── Records for processing ──

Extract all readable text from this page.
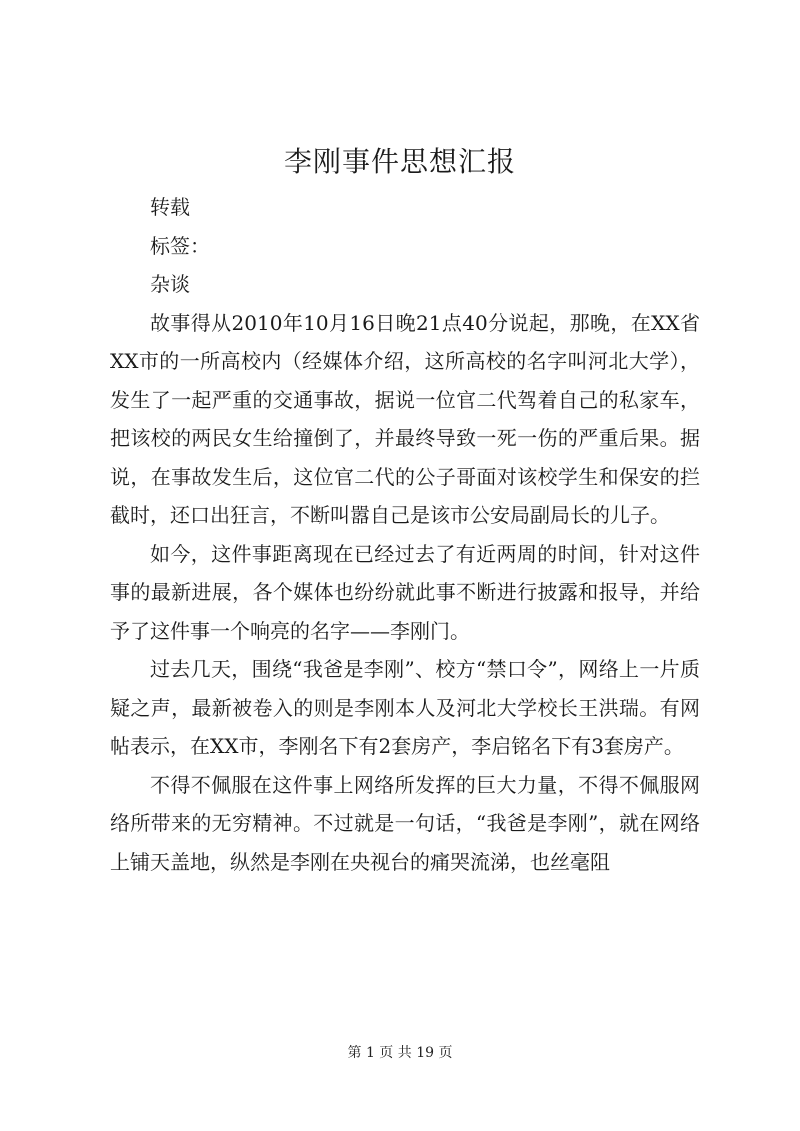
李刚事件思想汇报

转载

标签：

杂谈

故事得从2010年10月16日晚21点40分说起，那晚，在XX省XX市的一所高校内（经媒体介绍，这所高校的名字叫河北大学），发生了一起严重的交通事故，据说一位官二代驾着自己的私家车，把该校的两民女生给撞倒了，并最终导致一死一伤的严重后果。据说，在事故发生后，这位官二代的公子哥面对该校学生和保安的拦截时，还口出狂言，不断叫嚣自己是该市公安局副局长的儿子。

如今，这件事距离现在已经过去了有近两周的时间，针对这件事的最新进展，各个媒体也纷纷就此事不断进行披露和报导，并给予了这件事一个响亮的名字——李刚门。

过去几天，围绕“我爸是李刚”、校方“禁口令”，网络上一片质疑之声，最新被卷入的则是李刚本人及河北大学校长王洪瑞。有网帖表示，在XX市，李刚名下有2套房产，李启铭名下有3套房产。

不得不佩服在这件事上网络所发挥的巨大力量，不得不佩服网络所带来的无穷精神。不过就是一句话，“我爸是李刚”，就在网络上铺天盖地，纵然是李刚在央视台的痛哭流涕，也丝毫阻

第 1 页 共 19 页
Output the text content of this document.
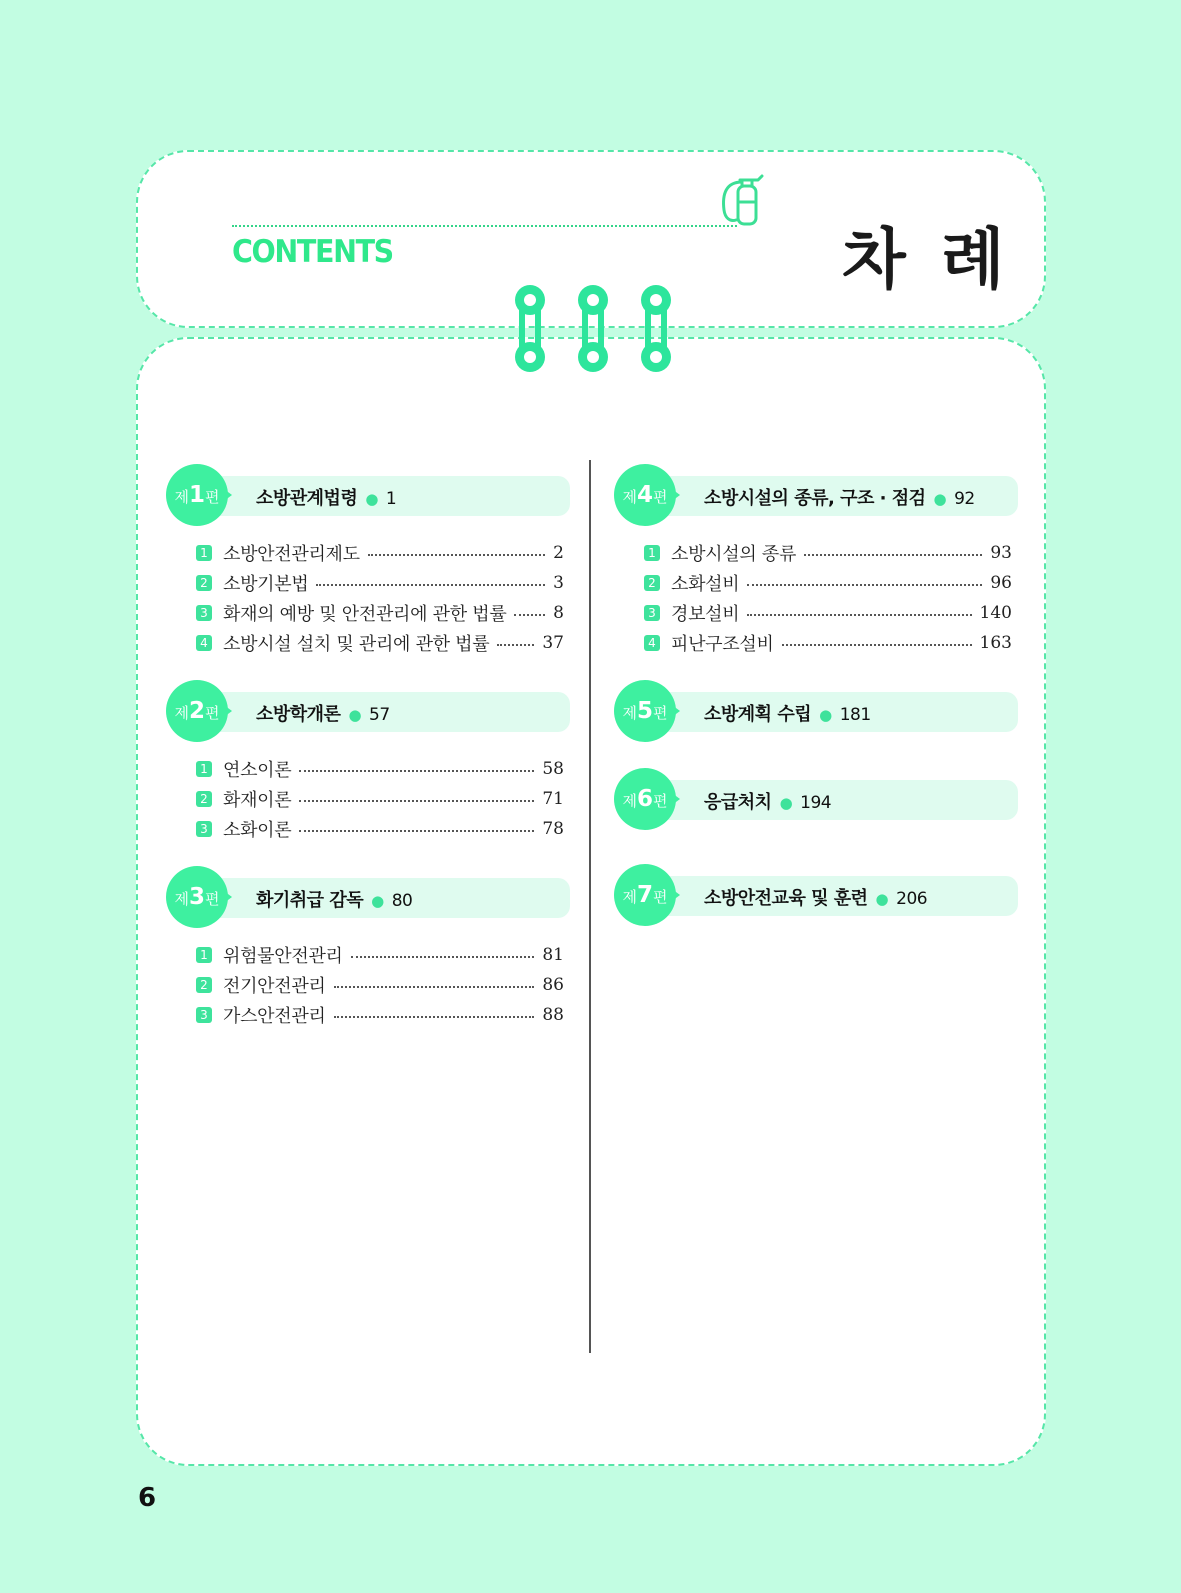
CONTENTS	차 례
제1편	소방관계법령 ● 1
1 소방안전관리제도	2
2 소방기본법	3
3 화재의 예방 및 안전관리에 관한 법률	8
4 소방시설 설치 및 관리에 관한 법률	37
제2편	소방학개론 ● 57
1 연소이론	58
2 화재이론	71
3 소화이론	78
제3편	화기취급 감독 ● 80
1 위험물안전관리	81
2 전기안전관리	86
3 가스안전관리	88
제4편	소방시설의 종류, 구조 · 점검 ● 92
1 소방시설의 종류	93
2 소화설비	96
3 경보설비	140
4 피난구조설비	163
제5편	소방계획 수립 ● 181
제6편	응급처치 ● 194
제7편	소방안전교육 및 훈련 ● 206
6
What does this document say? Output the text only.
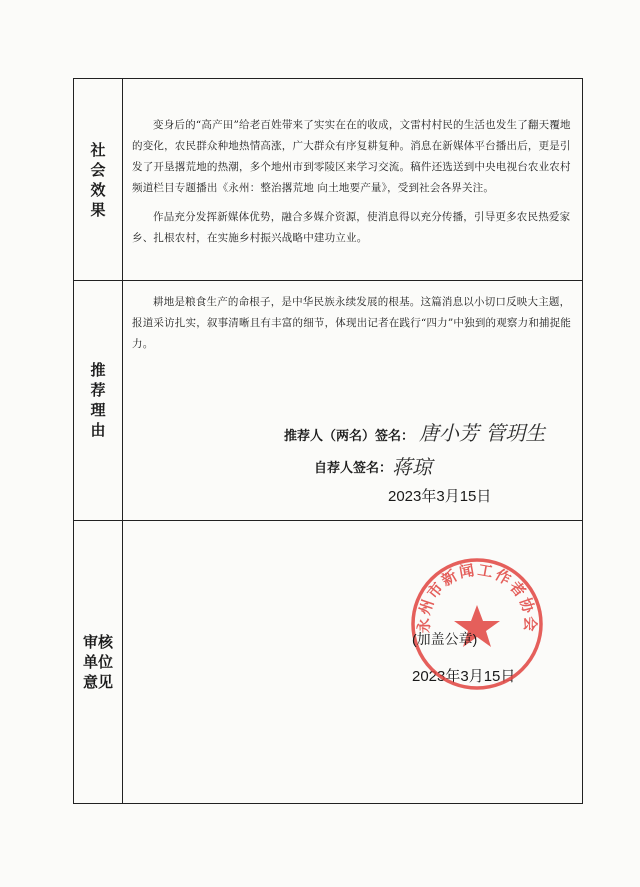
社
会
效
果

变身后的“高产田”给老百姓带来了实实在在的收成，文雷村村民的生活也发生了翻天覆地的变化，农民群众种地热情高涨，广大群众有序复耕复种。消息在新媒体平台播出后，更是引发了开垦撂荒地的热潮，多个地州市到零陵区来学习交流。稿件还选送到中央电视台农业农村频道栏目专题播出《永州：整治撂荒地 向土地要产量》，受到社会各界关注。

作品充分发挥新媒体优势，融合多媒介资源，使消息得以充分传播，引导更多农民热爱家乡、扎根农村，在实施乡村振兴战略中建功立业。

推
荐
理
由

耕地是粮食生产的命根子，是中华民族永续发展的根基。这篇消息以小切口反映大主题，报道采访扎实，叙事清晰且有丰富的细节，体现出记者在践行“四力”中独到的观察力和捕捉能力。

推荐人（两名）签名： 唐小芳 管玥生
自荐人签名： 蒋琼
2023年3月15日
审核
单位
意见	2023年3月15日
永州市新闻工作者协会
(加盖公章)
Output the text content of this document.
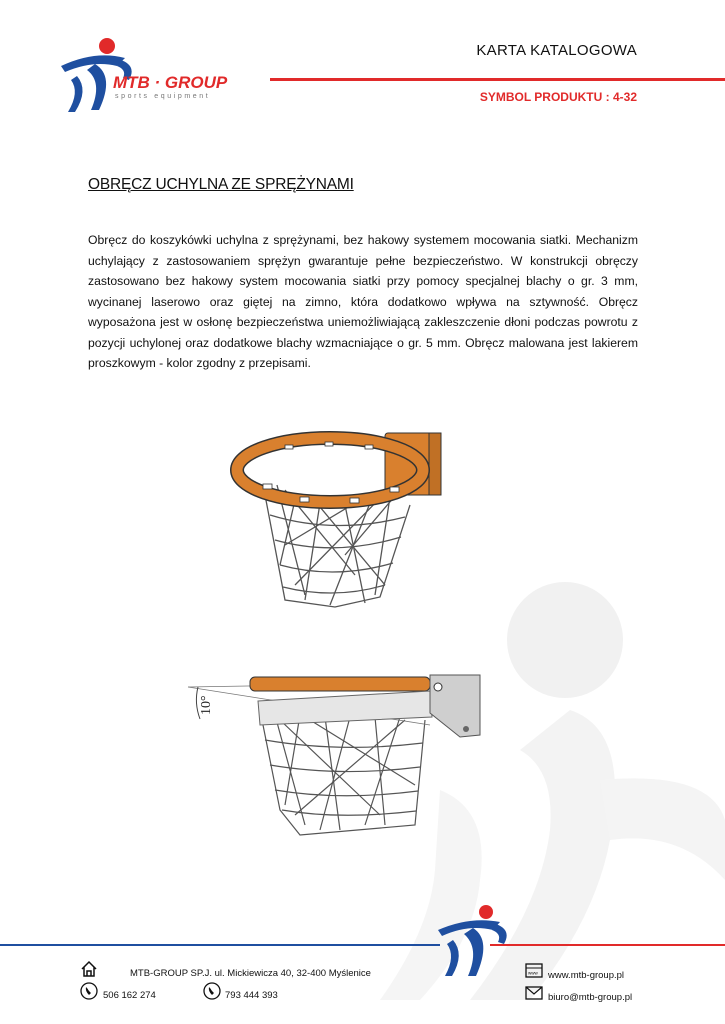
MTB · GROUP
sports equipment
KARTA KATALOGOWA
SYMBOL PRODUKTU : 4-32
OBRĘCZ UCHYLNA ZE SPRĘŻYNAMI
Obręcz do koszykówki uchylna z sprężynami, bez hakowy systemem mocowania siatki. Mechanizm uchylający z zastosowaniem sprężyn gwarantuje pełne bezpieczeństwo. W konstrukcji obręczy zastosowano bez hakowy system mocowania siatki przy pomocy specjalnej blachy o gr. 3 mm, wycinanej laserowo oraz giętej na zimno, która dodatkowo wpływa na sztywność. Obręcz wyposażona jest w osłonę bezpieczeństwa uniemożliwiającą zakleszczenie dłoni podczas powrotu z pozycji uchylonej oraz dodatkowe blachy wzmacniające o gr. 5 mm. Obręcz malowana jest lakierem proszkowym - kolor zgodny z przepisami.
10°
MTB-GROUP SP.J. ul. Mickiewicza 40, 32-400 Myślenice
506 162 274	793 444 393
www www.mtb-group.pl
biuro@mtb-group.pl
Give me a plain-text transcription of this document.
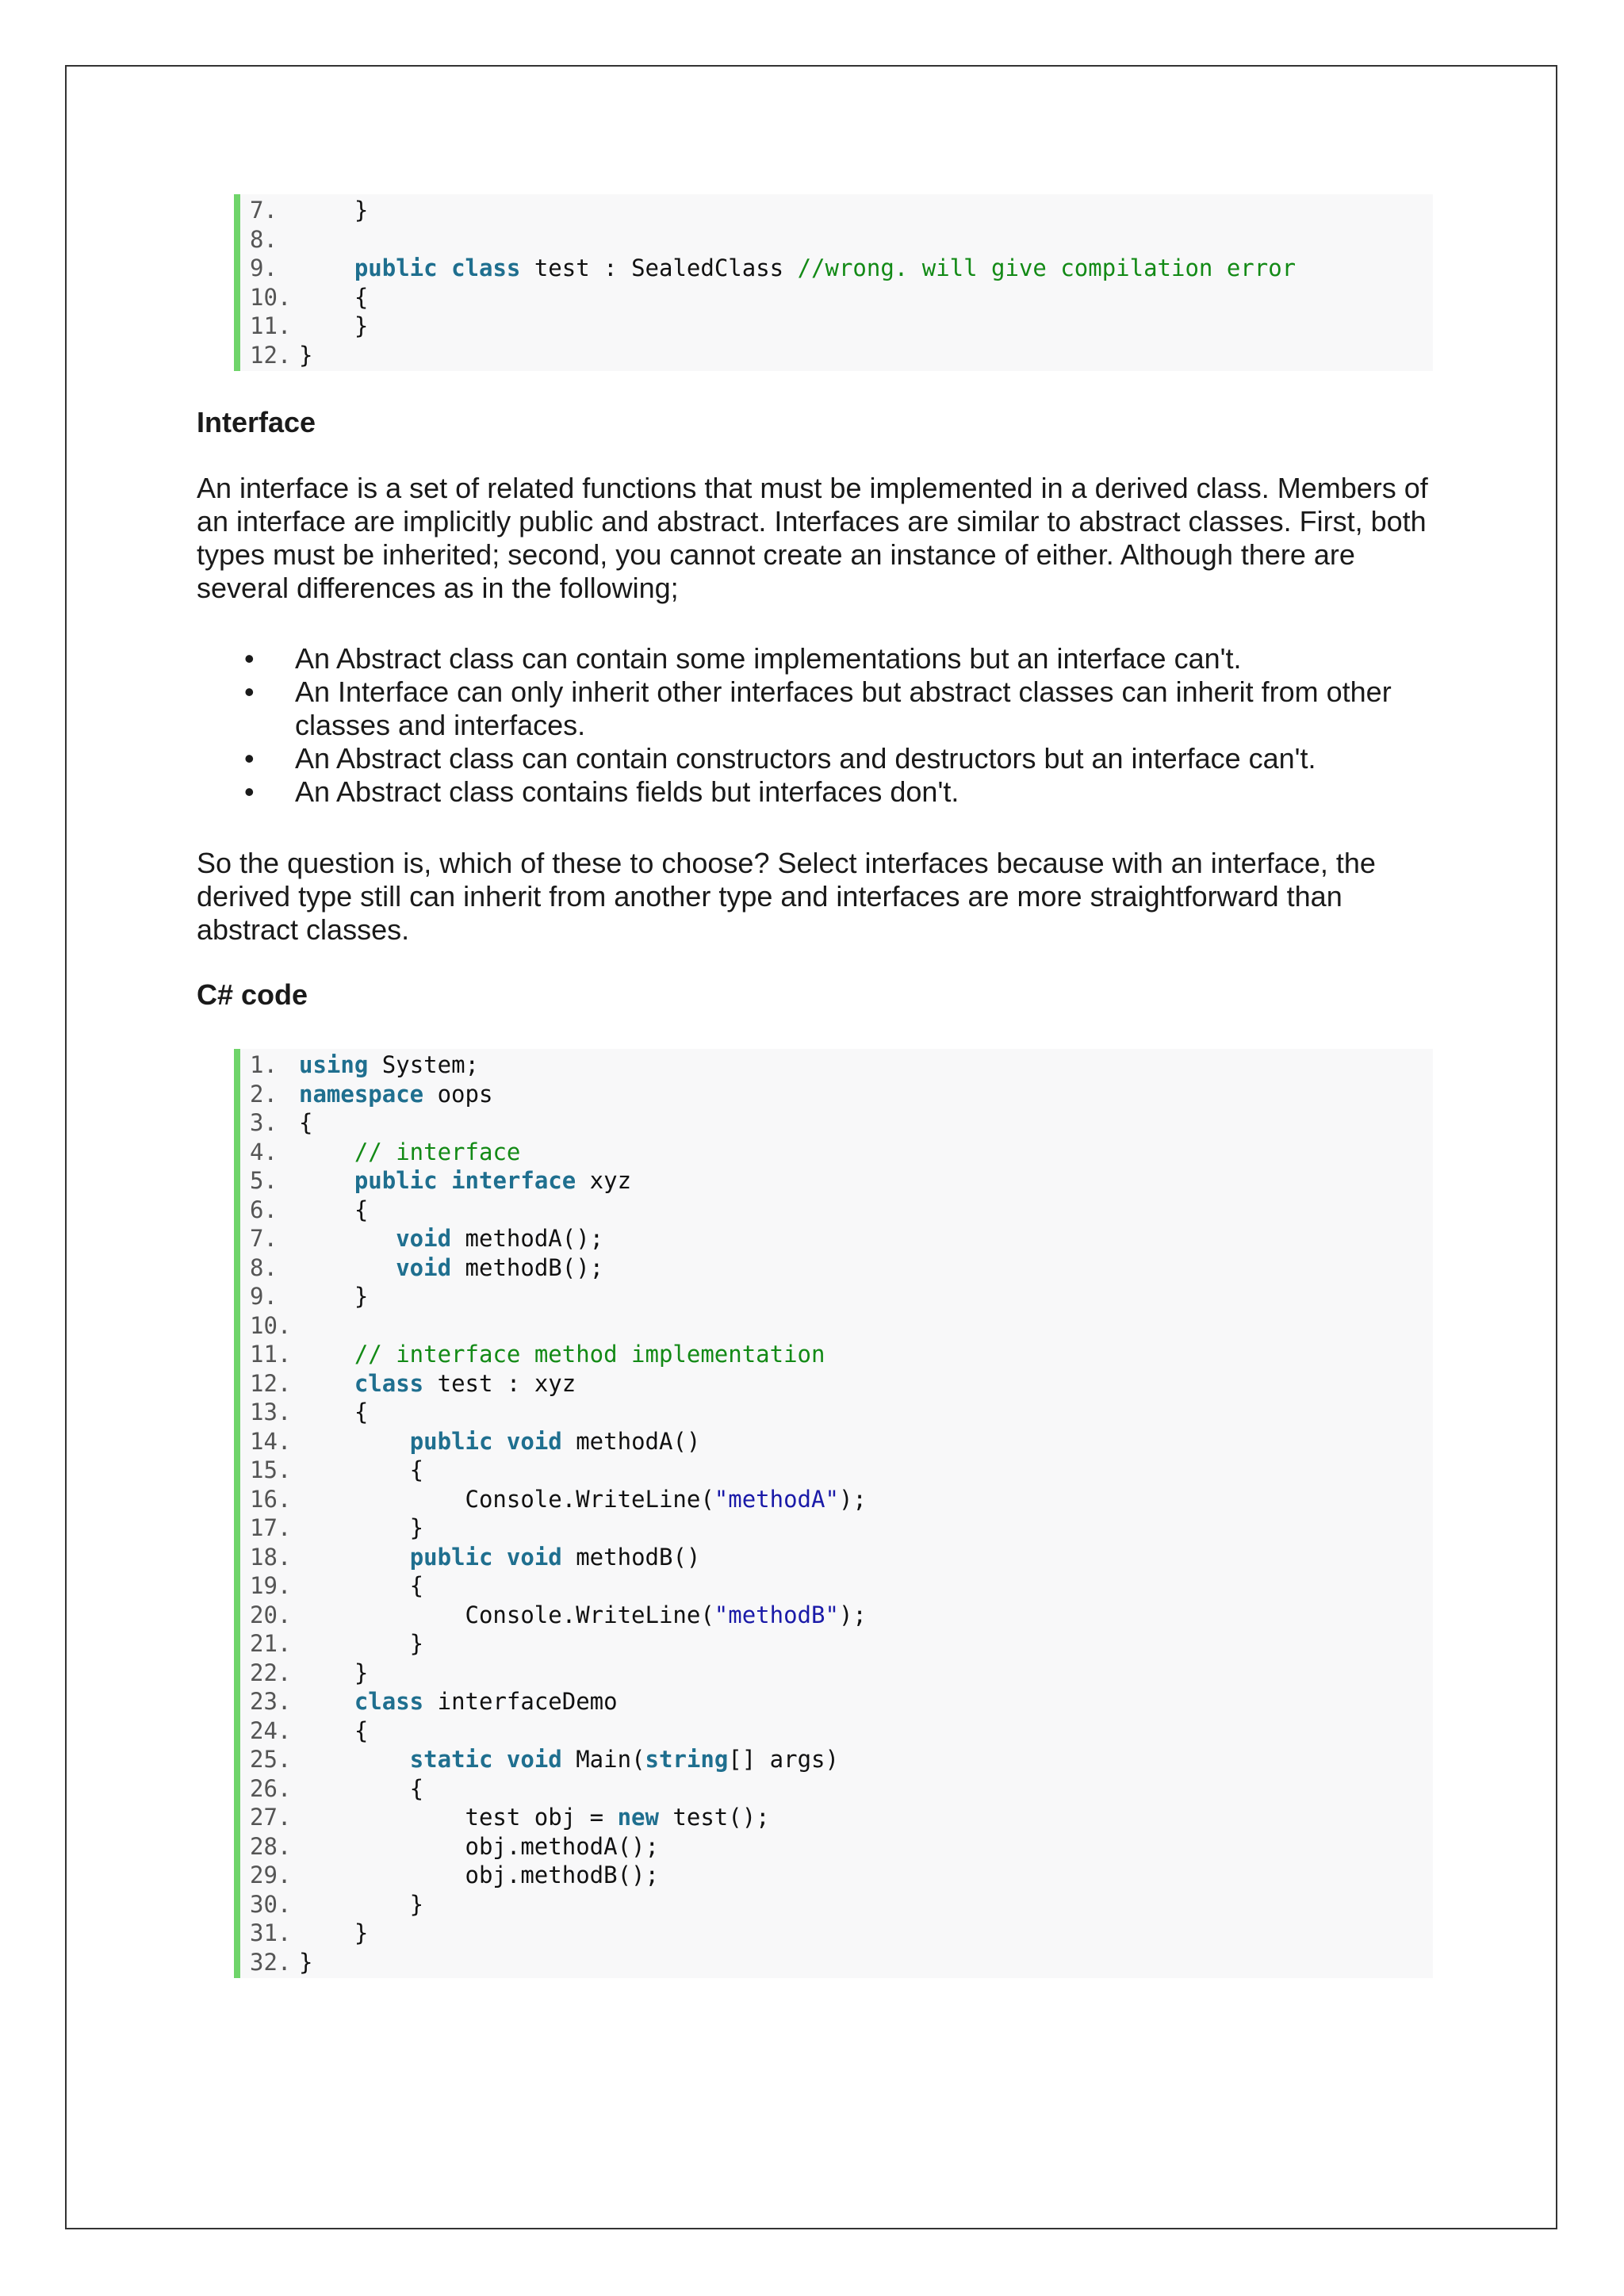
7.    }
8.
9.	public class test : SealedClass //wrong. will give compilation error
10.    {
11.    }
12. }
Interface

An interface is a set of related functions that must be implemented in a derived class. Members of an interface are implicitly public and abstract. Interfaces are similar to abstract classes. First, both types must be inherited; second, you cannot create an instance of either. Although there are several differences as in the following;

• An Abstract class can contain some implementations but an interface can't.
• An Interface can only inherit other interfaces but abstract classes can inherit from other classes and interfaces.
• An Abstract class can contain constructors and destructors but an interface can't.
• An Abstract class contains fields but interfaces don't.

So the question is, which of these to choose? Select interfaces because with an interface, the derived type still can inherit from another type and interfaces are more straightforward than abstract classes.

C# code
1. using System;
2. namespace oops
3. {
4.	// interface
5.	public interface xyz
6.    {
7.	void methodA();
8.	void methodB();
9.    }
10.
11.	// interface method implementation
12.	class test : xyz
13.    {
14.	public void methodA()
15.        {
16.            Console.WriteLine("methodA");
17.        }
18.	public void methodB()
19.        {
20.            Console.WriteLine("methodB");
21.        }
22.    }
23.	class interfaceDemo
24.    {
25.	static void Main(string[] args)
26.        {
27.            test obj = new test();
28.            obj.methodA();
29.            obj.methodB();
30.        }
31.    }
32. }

───

Where a line of the material above holds the string "only", copy that line.

What does this document say? Output the text only.
• An Interface can only inherit other interfaces but abstract classes can inherit from other classes and interfaces.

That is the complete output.